## REQUIRED TASK
All the data must come back unchanged, except that pictures are left out.

Entries from a dataset:
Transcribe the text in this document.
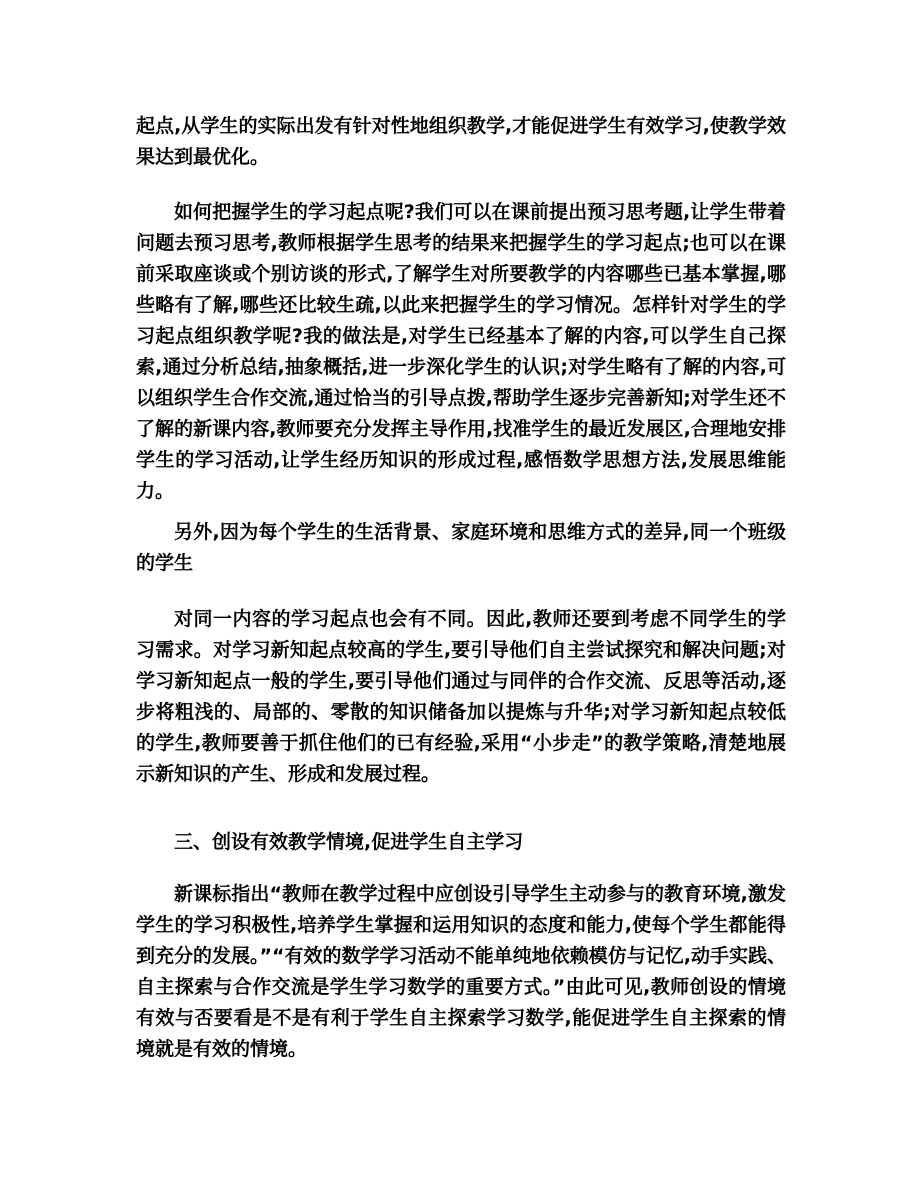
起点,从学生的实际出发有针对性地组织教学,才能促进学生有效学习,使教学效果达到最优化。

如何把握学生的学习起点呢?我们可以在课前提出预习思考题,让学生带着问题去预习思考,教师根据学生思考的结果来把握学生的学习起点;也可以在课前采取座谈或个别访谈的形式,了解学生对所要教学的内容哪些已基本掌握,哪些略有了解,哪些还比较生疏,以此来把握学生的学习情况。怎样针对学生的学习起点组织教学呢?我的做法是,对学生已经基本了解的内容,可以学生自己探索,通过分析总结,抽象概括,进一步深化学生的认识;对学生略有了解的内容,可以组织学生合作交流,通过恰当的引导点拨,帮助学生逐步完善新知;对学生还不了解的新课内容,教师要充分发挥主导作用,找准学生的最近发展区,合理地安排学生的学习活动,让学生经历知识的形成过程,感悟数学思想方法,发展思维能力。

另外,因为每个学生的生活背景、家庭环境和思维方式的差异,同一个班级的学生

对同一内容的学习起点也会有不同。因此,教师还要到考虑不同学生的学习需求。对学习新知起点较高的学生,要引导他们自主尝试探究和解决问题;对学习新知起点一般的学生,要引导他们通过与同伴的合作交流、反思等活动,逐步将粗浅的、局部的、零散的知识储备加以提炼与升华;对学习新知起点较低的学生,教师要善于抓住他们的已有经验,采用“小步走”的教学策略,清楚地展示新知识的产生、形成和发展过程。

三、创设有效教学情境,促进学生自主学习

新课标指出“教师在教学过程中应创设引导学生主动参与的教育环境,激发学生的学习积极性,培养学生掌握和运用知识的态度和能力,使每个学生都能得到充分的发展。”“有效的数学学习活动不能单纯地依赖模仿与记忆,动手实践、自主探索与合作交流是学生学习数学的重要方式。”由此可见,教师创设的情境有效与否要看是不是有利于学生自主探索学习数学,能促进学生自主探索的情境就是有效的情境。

## RESULT
Transcribe the text in this document.
起点,从学生的实际出发有针对性地组织教学,才能促进学生有效学习,使教学效果达到最优化。

如何把握学生的学习起点呢?我们可以在课前提出预习思考题,让学生带着问题去预习思考,教师根据学生思考的结果来把握学生的学习起点;也可以在课前采取座谈或个别访谈的形式,了解学生对所要教学的内容哪些已基本掌握,哪些略有了解,哪些还比较生疏,以此来把握学生的学习情况。怎样针对学生的学习起点组织教学呢?我的做法是,对学生已经基本了解的内容,可以学生自己探索,通过分析总结,抽象概括,进一步深化学生的认识;对学生略有了解的内容,可以组织学生合作交流,通过恰当的引导点拨,帮助学生逐步完善新知;对学生还不了解的新课内容,教师要充分发挥主导作用,找准学生的最近发展区,合理地安排学生的学习活动,让学生经历知识的形成过程,感悟数学思想方法,发展思维能力。

另外,因为每个学生的生活背景、家庭环境和思维方式的差异,同一个班级的学生

对同一内容的学习起点也会有不同。因此,教师还要到考虑不同学生的学习需求。对学习新知起点较高的学生,要引导他们自主尝试探究和解决问题;对学习新知起点一般的学生,要引导他们通过与同伴的合作交流、反思等活动,逐步将粗浅的、局部的、零散的知识储备加以提炼与升华;对学习新知起点较低的学生,教师要善于抓住他们的已有经验,采用“小步走”的教学策略,清楚地展示新知识的产生、形成和发展过程。

三、创设有效教学情境,促进学生自主学习

新课标指出“教师在教学过程中应创设引导学生主动参与的教育环境,激发学生的学习积极性,培养学生掌握和运用知识的态度和能力,使每个学生都能得到充分的发展。”“有效的数学学习活动不能单纯地依赖模仿与记忆,动手实践、自主探索与合作交流是学生学习数学的重要方式。”由此可见,教师创设的情境有效与否要看是不是有利于学生自主探索学习数学,能促进学生自主探索的情境就是有效的情境。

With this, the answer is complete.